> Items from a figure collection
━━━

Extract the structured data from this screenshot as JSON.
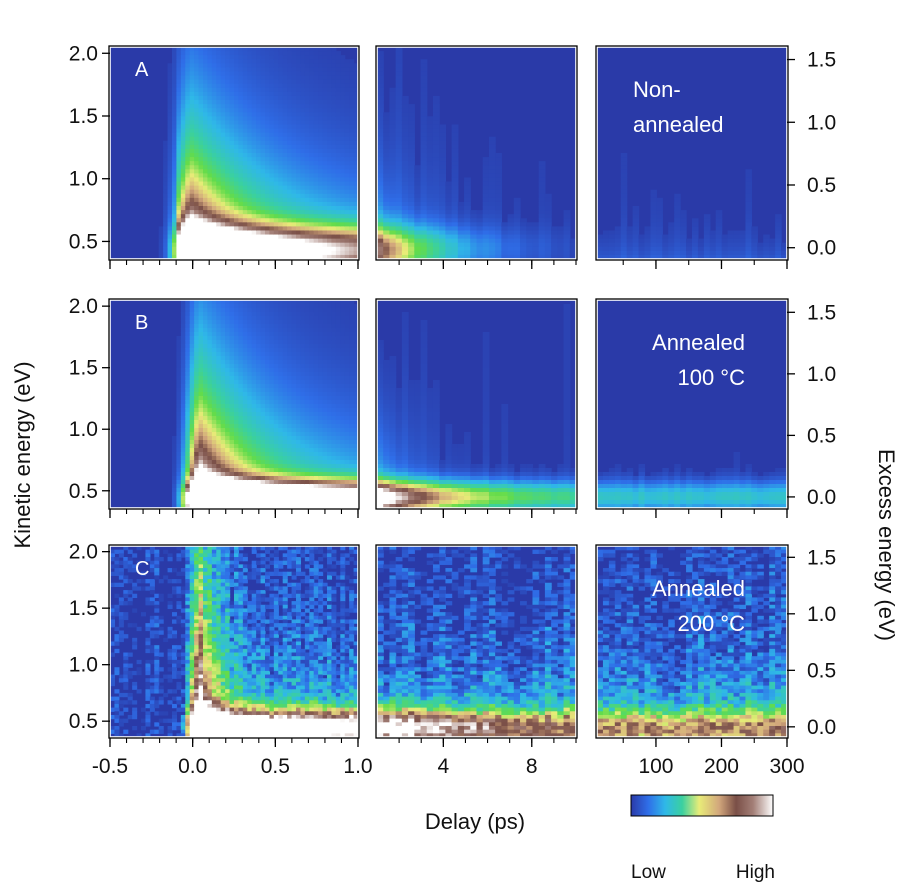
{
  "chart_data": {
    "type": "heatmap",
    "colormap": [
      "#2a3aa8",
      "#2f6ee8",
      "#2fb8e8",
      "#3ad0a0",
      "#63dc4a",
      "#e8ec78",
      "#d2a77c",
      "#7a4f47",
      "#a37f77",
      "#ffffff"
    ],
    "xlabel": "Delay (ps)",
    "ylabel_left": "Kinetic energy (eV)",
    "ylabel_right": "Excess energy (eV)",
    "y_range_ev": [
      0.36,
      2.05
    ],
    "excess_offset_ev": 0.45,
    "y_ticks_left": [
      "2.0",
      "1.5",
      "1.0",
      "0.5"
    ],
    "y_ticks_right": [
      "1.5",
      "1.0",
      "0.5",
      "0.0"
    ],
    "segments": [
      {
        "xlim": [
          -0.5,
          1.0
        ],
        "ticks": [
          "-0.5",
          "0.0",
          "0.5",
          "1.0"
        ]
      },
      {
        "xlim": [
          1.0,
          10.0
        ],
        "ticks": [
          "4",
          "8"
        ]
      },
      {
        "xlim": [
          10,
          300
        ],
        "ticks": [
          "100",
          "200",
          "300"
        ]
      }
    ],
    "panels": [
      {
        "label": "A",
        "annotation": [
          "Non-",
          "annealed"
        ],
        "peak_delay_ps": 0.0
      },
      {
        "label": "B",
        "annotation": [
          "Annealed",
          "100 °C"
        ],
        "peak_delay_ps": 0.05
      },
      {
        "label": "C",
        "annotation": [
          "Annealed",
          "200 °C"
        ],
        "peak_delay_ps": 0.05
      }
    ],
    "colorbar": {
      "low": "Low",
      "high": "High"
    }
  }
}
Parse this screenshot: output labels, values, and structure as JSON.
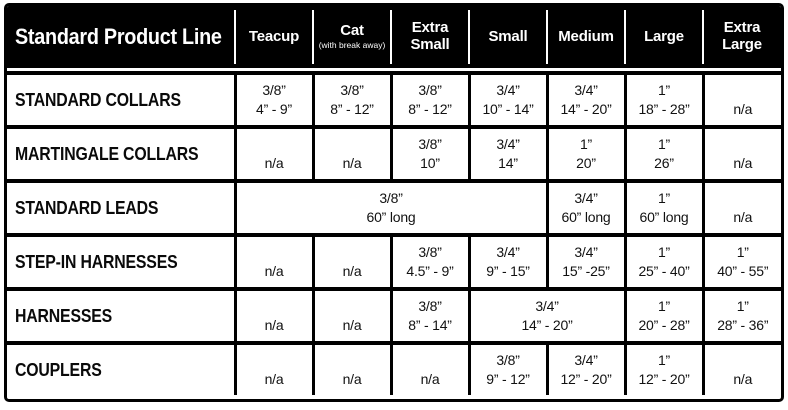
{
  "table": {
    "title": "Standard Product Line",
    "columns": [
      {
        "label": "Teacup",
        "sub": ""
      },
      {
        "label": "Cat",
        "sub": "(with break away)"
      },
      {
        "label": "Extra Small",
        "sub": ""
      },
      {
        "label": "Small",
        "sub": ""
      },
      {
        "label": "Medium",
        "sub": ""
      },
      {
        "label": "Large",
        "sub": ""
      },
      {
        "label": "Extra Large",
        "sub": ""
      }
    ],
    "rows": [
      {
        "label": "STANDARD COLLARS",
        "cells": [
          {
            "size": "3/8”",
            "range": "4” - 9”",
            "span": 1
          },
          {
            "size": "3/8”",
            "range": "8” - 12”",
            "span": 1
          },
          {
            "size": "3/8”",
            "range": "8” - 12”",
            "span": 1
          },
          {
            "size": "3/4”",
            "range": "10” - 14”",
            "span": 1
          },
          {
            "size": "3/4”",
            "range": "14” - 20”",
            "span": 1
          },
          {
            "size": "1”",
            "range": "18” - 28”",
            "span": 1
          },
          {
            "size": "",
            "range": "n/a",
            "span": 1
          }
        ]
      },
      {
        "label": "MARTINGALE COLLARS",
        "cells": [
          {
            "size": "",
            "range": "n/a",
            "span": 1
          },
          {
            "size": "",
            "range": "n/a",
            "span": 1
          },
          {
            "size": "3/8”",
            "range": "10”",
            "span": 1
          },
          {
            "size": "3/4”",
            "range": "14”",
            "span": 1
          },
          {
            "size": "1”",
            "range": "20”",
            "span": 1
          },
          {
            "size": "1”",
            "range": "26”",
            "span": 1
          },
          {
            "size": "",
            "range": "n/a",
            "span": 1
          }
        ]
      },
      {
        "label": "STANDARD LEADS",
        "cells": [
          {
            "size": "3/8”",
            "range": "60” long",
            "span": 4
          },
          {
            "size": "3/4”",
            "range": "60” long",
            "span": 1
          },
          {
            "size": "1”",
            "range": "60” long",
            "span": 1
          },
          {
            "size": "",
            "range": "n/a",
            "span": 1
          }
        ]
      },
      {
        "label": "STEP-IN HARNESSES",
        "cells": [
          {
            "size": "",
            "range": "n/a",
            "span": 1
          },
          {
            "size": "",
            "range": "n/a",
            "span": 1
          },
          {
            "size": "3/8”",
            "range": "4.5” - 9”",
            "span": 1
          },
          {
            "size": "3/4”",
            "range": "9” - 15”",
            "span": 1
          },
          {
            "size": "3/4”",
            "range": "15” -25”",
            "span": 1
          },
          {
            "size": "1”",
            "range": "25” - 40”",
            "span": 1
          },
          {
            "size": "1”",
            "range": "40” - 55”",
            "span": 1
          }
        ]
      },
      {
        "label": "HARNESSES",
        "cells": [
          {
            "size": "",
            "range": "n/a",
            "span": 1
          },
          {
            "size": "",
            "range": "n/a",
            "span": 1
          },
          {
            "size": "3/8”",
            "range": "8” - 14”",
            "span": 1
          },
          {
            "size": "3/4”",
            "range": "14” - 20”",
            "span": 2
          },
          {
            "size": "1”",
            "range": "20” - 28”",
            "span": 1
          },
          {
            "size": "1”",
            "range": "28” - 36”",
            "span": 1
          }
        ]
      },
      {
        "label": "COUPLERS",
        "cells": [
          {
            "size": "",
            "range": "n/a",
            "span": 1
          },
          {
            "size": "",
            "range": "n/a",
            "span": 1
          },
          {
            "size": "",
            "range": "n/a",
            "span": 1
          },
          {
            "size": "3/8”",
            "range": "9” - 12”",
            "span": 1
          },
          {
            "size": "3/4”",
            "range": "12” - 20”",
            "span": 1
          },
          {
            "size": "1”",
            "range": "12” - 20”",
            "span": 1
          },
          {
            "size": "",
            "range": "n/a",
            "span": 1
          }
        ]
      }
    ]
  },
  "colors": {
    "header_bg": "#000000",
    "header_text": "#ffffff",
    "border": "#000000",
    "cell_text": "#111111",
    "background": "#ffffff"
  }
}
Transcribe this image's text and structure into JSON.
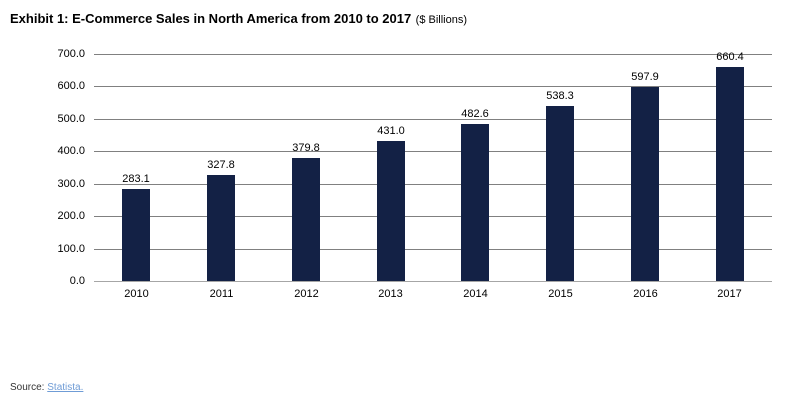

━━━

> JOB
The data should be printed again unchanged; leave its pictures out.

> RESPONSE
Extract the structured data from this screenshot as JSON.
{
  "chart_data": {
    "type": "heatmap",
    "colormap": [
      "#2a3aa8",
      "#2f6ee8",
      "#2fb8e8",
      "#3ad0a0",
      "#63dc4a",
      "#e8ec78",
      "#d2a77c",
      "#7a4f47",
      "#a37f77",
      "#ffffff"
    ],
    "xlabel": "Delay (ps)",
    "ylabel_left": "Kinetic energy (eV)",
    "ylabel_right": "Excess energy (eV)",
    "y_range_ev": [
      0.36,
      2.05
    ],
    "excess_offset_ev": 0.45,
    "y_ticks_left": [
      "2.0",
      "1.5",
      "1.0",
      "0.5"
    ],
    "y_ticks_right": [
      "1.5",
      "1.0",
      "0.5",
      "0.0"
    ],
    "segments": [
      {
        "xlim": [
          -0.5,
          1.0
        ],
        "ticks": [
          "-0.5",
          "0.0",
          "0.5",
          "1.0"
        ]
      },
      {
        "xlim": [
          1.0,
          10.0
        ],
        "ticks": [
          "4",
          "8"
        ]
      },
      {
        "xlim": [
          10,
          300
        ],
        "ticks": [
          "100",
          "200",
          "300"
        ]
      }
    ],
    "panels": [
      {
        "label": "A",
        "annotation": [
          "Non-",
          "annealed"
        ],
        "peak_delay_ps": 0.0
      },
      {
        "label": "B",
        "annotation": [
          "Annealed",
          "100 °C"
        ],
        "peak_delay_ps": 0.05
      },
      {
        "label": "C",
        "annotation": [
          "Annealed",
          "200 °C"
        ],
        "peak_delay_ps": 0.05
      }
    ],
    "colorbar": {
      "low": "Low",
      "high": "High"
    }
  }
}
Parse this screenshot: output labels, values, and structure as JSON.
{
  "table": {
    "title": "Standard Product Line",
    "columns": [
      {
        "label": "Teacup",
        "sub": ""
      },
      {
        "label": "Cat",
        "sub": "(with break away)"
      },
      {
        "label": "Extra Small",
        "sub": ""
      },
      {
        "label": "Small",
        "sub": ""
      },
      {
        "label": "Medium",
        "sub": ""
      },
      {
        "label": "Large",
        "sub": ""
      },
      {
        "label": "Extra Large",
        "sub": ""
      }
    ],
    "rows": [
      {
        "label": "STANDARD COLLARS",
        "cells": [
          {
            "size": "3/8”",
            "range": "4” - 9”",
            "span": 1
          },
          {
            "size": "3/8”",
            "range": "8” - 12”",
            "span": 1
          },
          {
            "size": "3/8”",
            "range": "8” - 12”",
            "span": 1
          },
          {
            "size": "3/4”",
            "range": "10” - 14”",
            "span": 1
          },
          {
            "size": "3/4”",
            "range": "14” - 20”",
            "span": 1
          },
          {
            "size": "1”",
            "range": "18” - 28”",
            "span": 1
          },
          {
            "size": "",
            "range": "n/a",
            "span": 1
          }
        ]
      },
      {
        "label": "MARTINGALE COLLARS",
        "cells": [
          {
            "size": "",
            "range": "n/a",
            "span": 1
          },
          {
            "size": "",
            "range": "n/a",
            "span": 1
          },
          {
            "size": "3/8”",
            "range": "10”",
            "span": 1
          },
          {
            "size": "3/4”",
            "range": "14”",
            "span": 1
          },
          {
            "size": "1”",
            "range": "20”",
            "span": 1
          },
          {
            "size": "1”",
            "range": "26”",
            "span": 1
          },
          {
            "size": "",
            "range": "n/a",
            "span": 1
          }
        ]
      },
      {
        "label": "STANDARD LEADS",
        "cells": [
          {
            "size": "3/8”",
            "range": "60” long",
            "span": 4
          },
          {
            "size": "3/4”",
            "range": "60” long",
            "span": 1
          },
          {
            "size": "1”",
            "range": "60” long",
            "span": 1
          },
          {
            "size": "",
            "range": "n/a",
            "span": 1
          }
        ]
      },
      {
        "label": "STEP-IN HARNESSES",
        "cells": [
          {
            "size": "",
            "range": "n/a",
            "span": 1
          },
          {
            "size": "",
            "range": "n/a",
            "span": 1
          },
          {
            "size": "3/8”",
            "range": "4.5” - 9”",
            "span": 1
          },
          {
            "size": "3/4”",
            "range": "9” - 15”",
            "span": 1
          },
          {
            "size": "3/4”",
            "range": "15” -25”",
            "span": 1
          },
          {
            "size": "1”",
            "range": "25” - 40”",
            "span": 1
          },
          {
            "size": "1”",
            "range": "40” - 55”",
            "span": 1
          }
        ]
      },
      {
        "label": "HARNESSES",
        "cells": [
          {
            "size": "",
            "range": "n/a",
            "span": 1
          },
          {
            "size": "",
            "range": "n/a",
            "span": 1
          },
          {
            "size": "3/8”",
            "range": "8” - 14”",
            "span": 1
          },
          {
            "size": "3/4”",
            "range": "14” - 20”",
            "span": 2
          },
          {
            "size": "1”",
            "range": "20” - 28”",
            "span": 1
          },
          {
            "size": "1”",
            "range": "28” - 36”",
            "span": 1
          }
        ]
      },
      {
        "label": "COUPLERS",
        "cells": [
          {
            "size": "",
            "range": "n/a",
            "span": 1
          },
          {
            "size": "",
            "range": "n/a",
            "span": 1
          },
          {
            "size": "",
            "range": "n/a",
            "span": 1
          },
          {
            "size": "3/8”",
            "range": "9” - 12”",
            "span": 1
          },
          {
            "size": "3/4”",
            "range": "12” - 20”",
            "span": 1
          },
          {
            "size": "1”",
            "range": "12” - 20”",
            "span": 1
          },
          {
            "size": "",
            "range": "n/a",
            "span": 1
          }
        ]
      }
    ]
  },
  "colors": {
    "header_bg": "#000000",
    "header_text": "#ffffff",
    "border": "#000000",
    "cell_text": "#111111",
    "background": "#ffffff"
  }
}
Transcribe this image's text and structure into JSON.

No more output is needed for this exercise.